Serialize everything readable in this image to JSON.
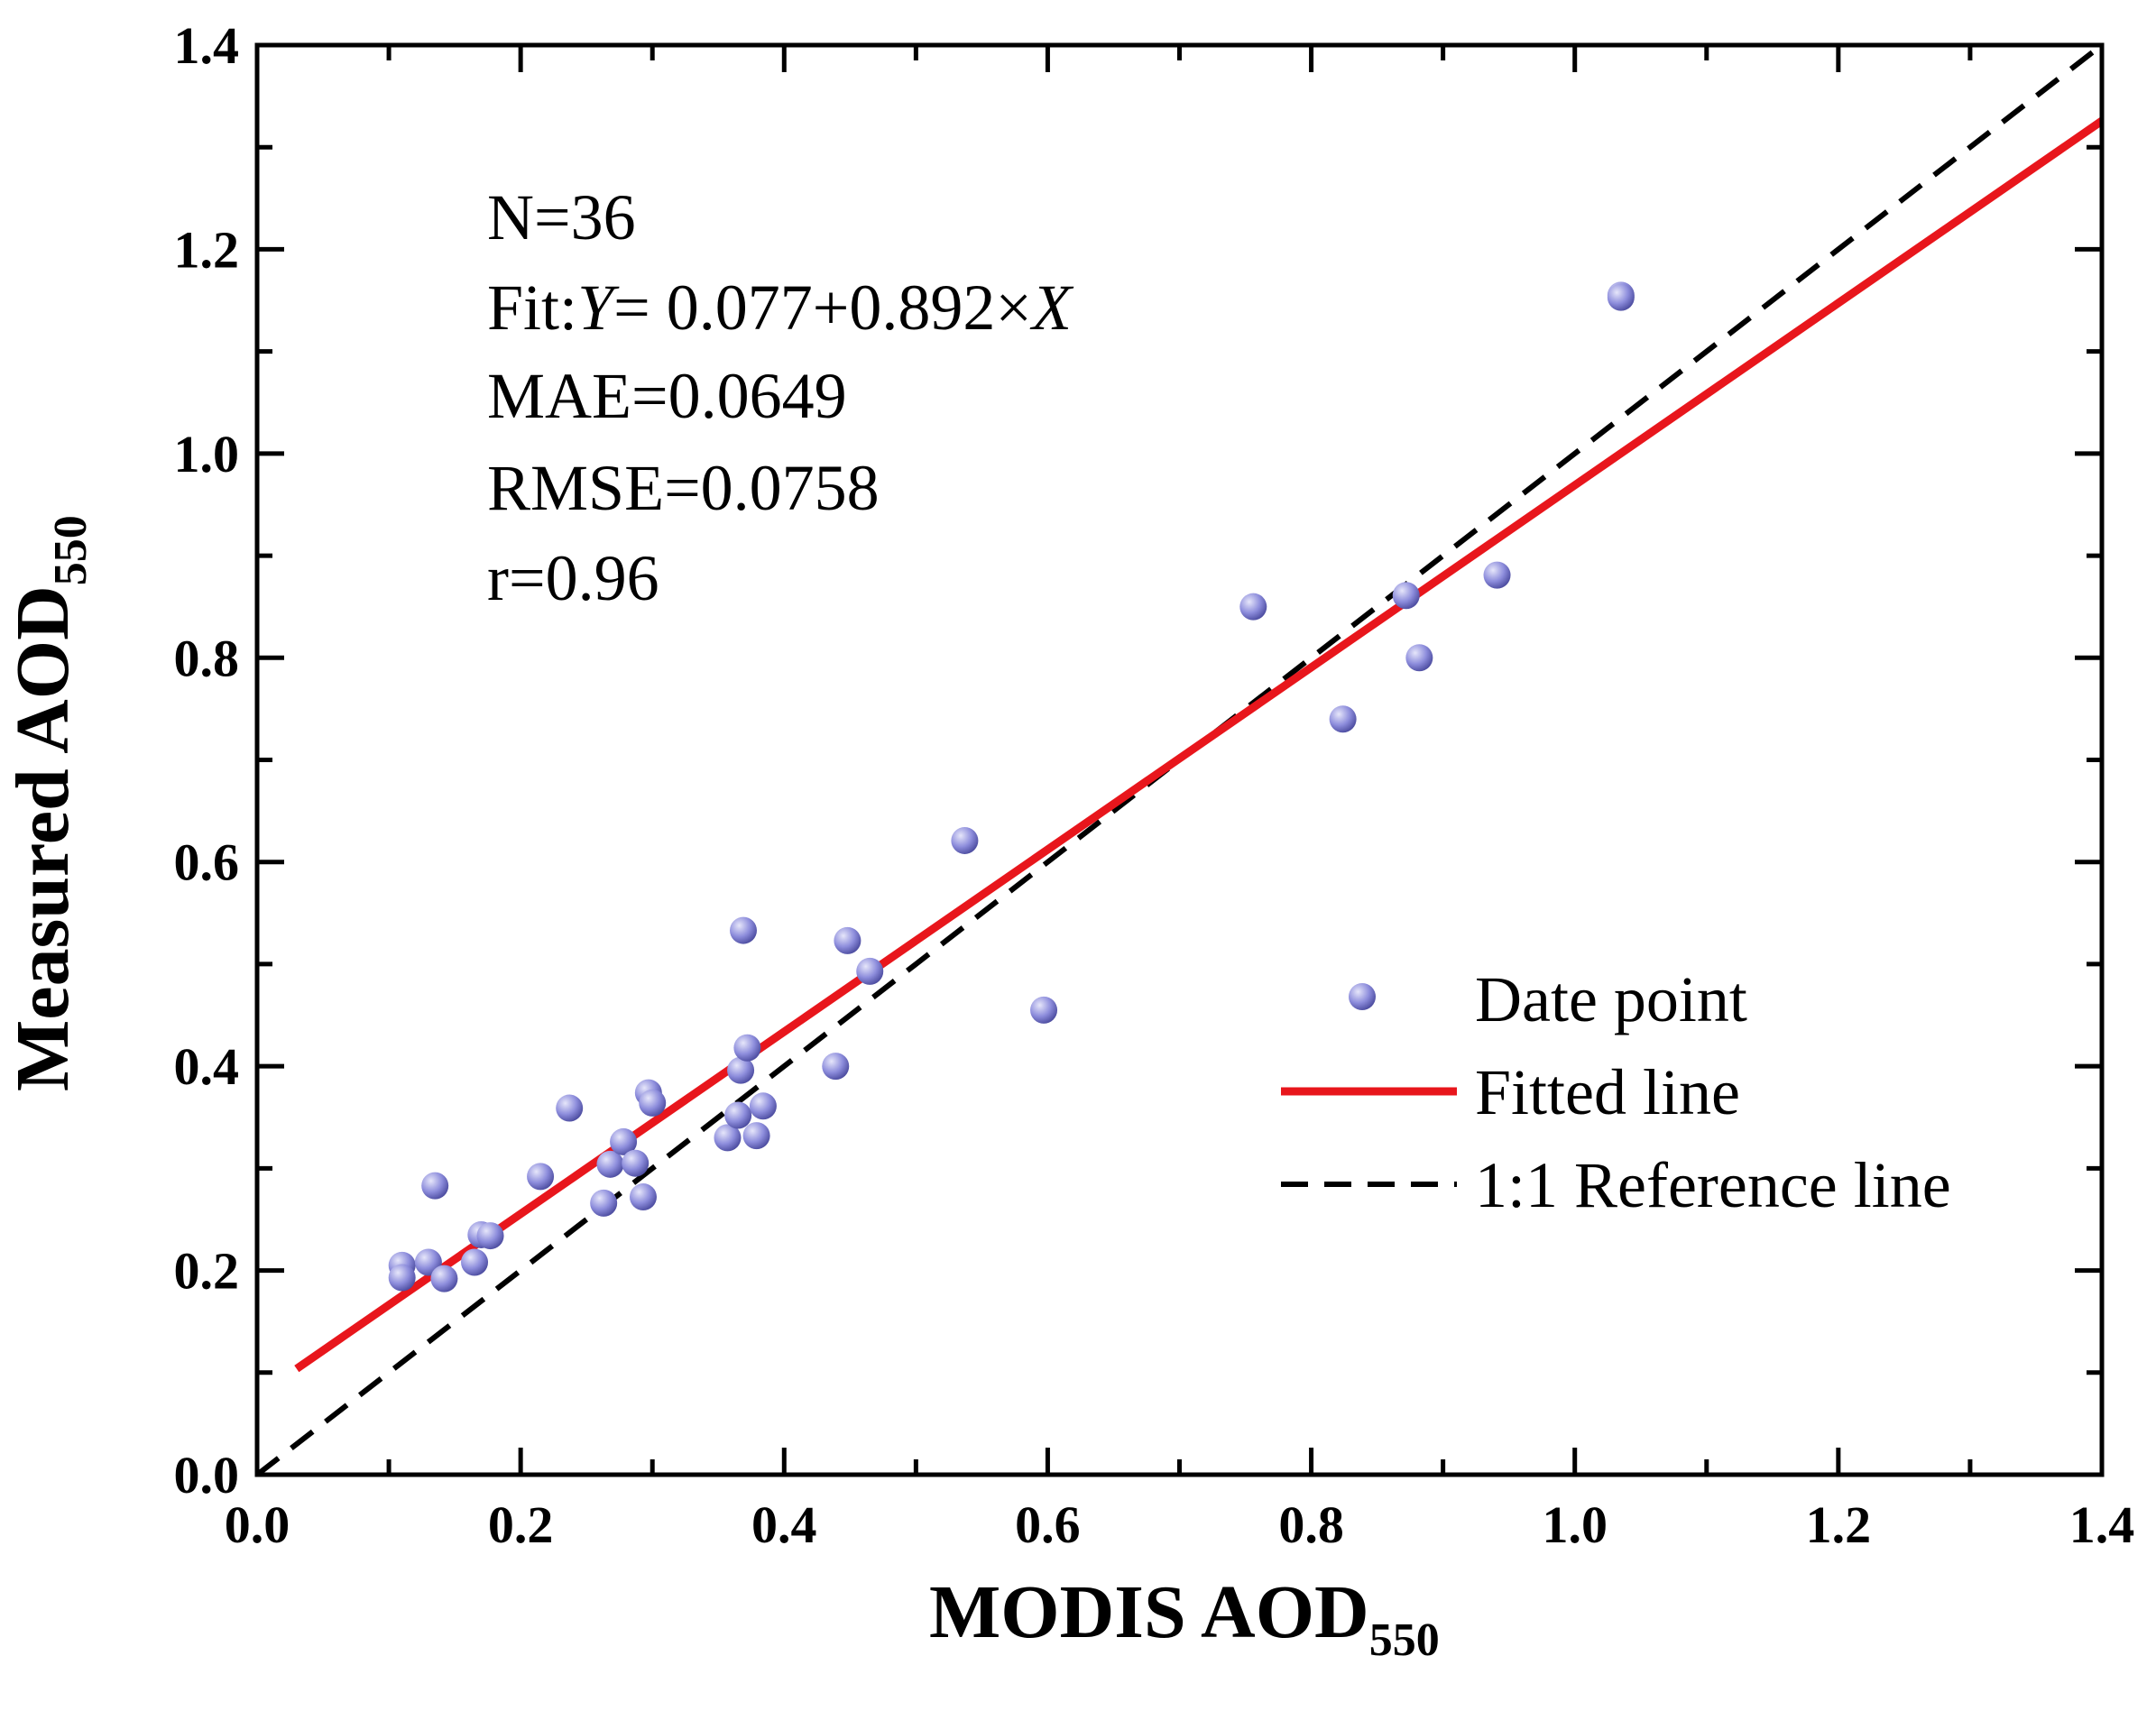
{
  "chart_data": {
    "type": "scatter",
    "xlabel": {
      "main": "MODIS AOD",
      "sub": "550"
    },
    "ylabel": {
      "main": "Measured AOD",
      "sub": "550"
    },
    "xlim": [
      0.0,
      1.4
    ],
    "ylim": [
      0.0,
      1.4
    ],
    "xticks": [
      "0.0",
      "0.2",
      "0.4",
      "0.6",
      "0.8",
      "1.0",
      "1.2",
      "1.4"
    ],
    "yticks": [
      "0.0",
      "0.2",
      "0.4",
      "0.6",
      "0.8",
      "1.0",
      "1.2",
      "1.4"
    ],
    "stats": {
      "n": "N=36",
      "fit_prefix": "Fit:",
      "fit_y": "Y",
      "fit_mid": "= 0.077+0.892×",
      "fit_x": "X",
      "mae": "MAE=0.0649",
      "rmse": "RMSE=0.0758",
      "r": "r=0.96"
    },
    "fit": {
      "intercept": 0.077,
      "slope": 0.892,
      "x_range": [
        0.03,
        1.4
      ]
    },
    "reference": {
      "x_range": [
        0.0,
        1.4
      ]
    },
    "legend": {
      "position": "bottom-right",
      "points": "Date point",
      "fitted": "Fitted line",
      "reference": "1:1 Reference line"
    },
    "colors": {
      "fit_line": "#e8161c",
      "point": "#8d8ddc",
      "point_highlight": "#e6e6fa",
      "point_edge": "#46469a",
      "reference": "#000000"
    },
    "points": [
      {
        "x": 0.11,
        "y": 0.205
      },
      {
        "x": 0.11,
        "y": 0.193
      },
      {
        "x": 0.13,
        "y": 0.208
      },
      {
        "x": 0.135,
        "y": 0.283
      },
      {
        "x": 0.142,
        "y": 0.192
      },
      {
        "x": 0.165,
        "y": 0.208
      },
      {
        "x": 0.17,
        "y": 0.235
      },
      {
        "x": 0.177,
        "y": 0.234
      },
      {
        "x": 0.215,
        "y": 0.292
      },
      {
        "x": 0.237,
        "y": 0.359
      },
      {
        "x": 0.263,
        "y": 0.266
      },
      {
        "x": 0.268,
        "y": 0.304
      },
      {
        "x": 0.278,
        "y": 0.326
      },
      {
        "x": 0.287,
        "y": 0.305
      },
      {
        "x": 0.293,
        "y": 0.272
      },
      {
        "x": 0.297,
        "y": 0.374
      },
      {
        "x": 0.3,
        "y": 0.364
      },
      {
        "x": 0.357,
        "y": 0.33
      },
      {
        "x": 0.365,
        "y": 0.352
      },
      {
        "x": 0.367,
        "y": 0.396
      },
      {
        "x": 0.369,
        "y": 0.533
      },
      {
        "x": 0.372,
        "y": 0.418
      },
      {
        "x": 0.379,
        "y": 0.332
      },
      {
        "x": 0.384,
        "y": 0.361
      },
      {
        "x": 0.439,
        "y": 0.4
      },
      {
        "x": 0.448,
        "y": 0.523
      },
      {
        "x": 0.465,
        "y": 0.493
      },
      {
        "x": 0.537,
        "y": 0.621
      },
      {
        "x": 0.597,
        "y": 0.455
      },
      {
        "x": 0.756,
        "y": 0.85
      },
      {
        "x": 0.824,
        "y": 0.74
      },
      {
        "x": 0.872,
        "y": 0.861
      },
      {
        "x": 0.882,
        "y": 0.8
      },
      {
        "x": 0.941,
        "y": 0.881
      },
      {
        "x": 1.035,
        "y": 1.155
      },
      {
        "x": 1.035,
        "y": 1.153
      }
    ]
  }
}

..........

▸ **WHAT IS EXPECTED**:
Show the lines of the records that include the string "reference".

▸ **WRITTEN SOLUTION**:
    "reference": {
      "reference": "1:1 Reference line"
      "reference": "#000000"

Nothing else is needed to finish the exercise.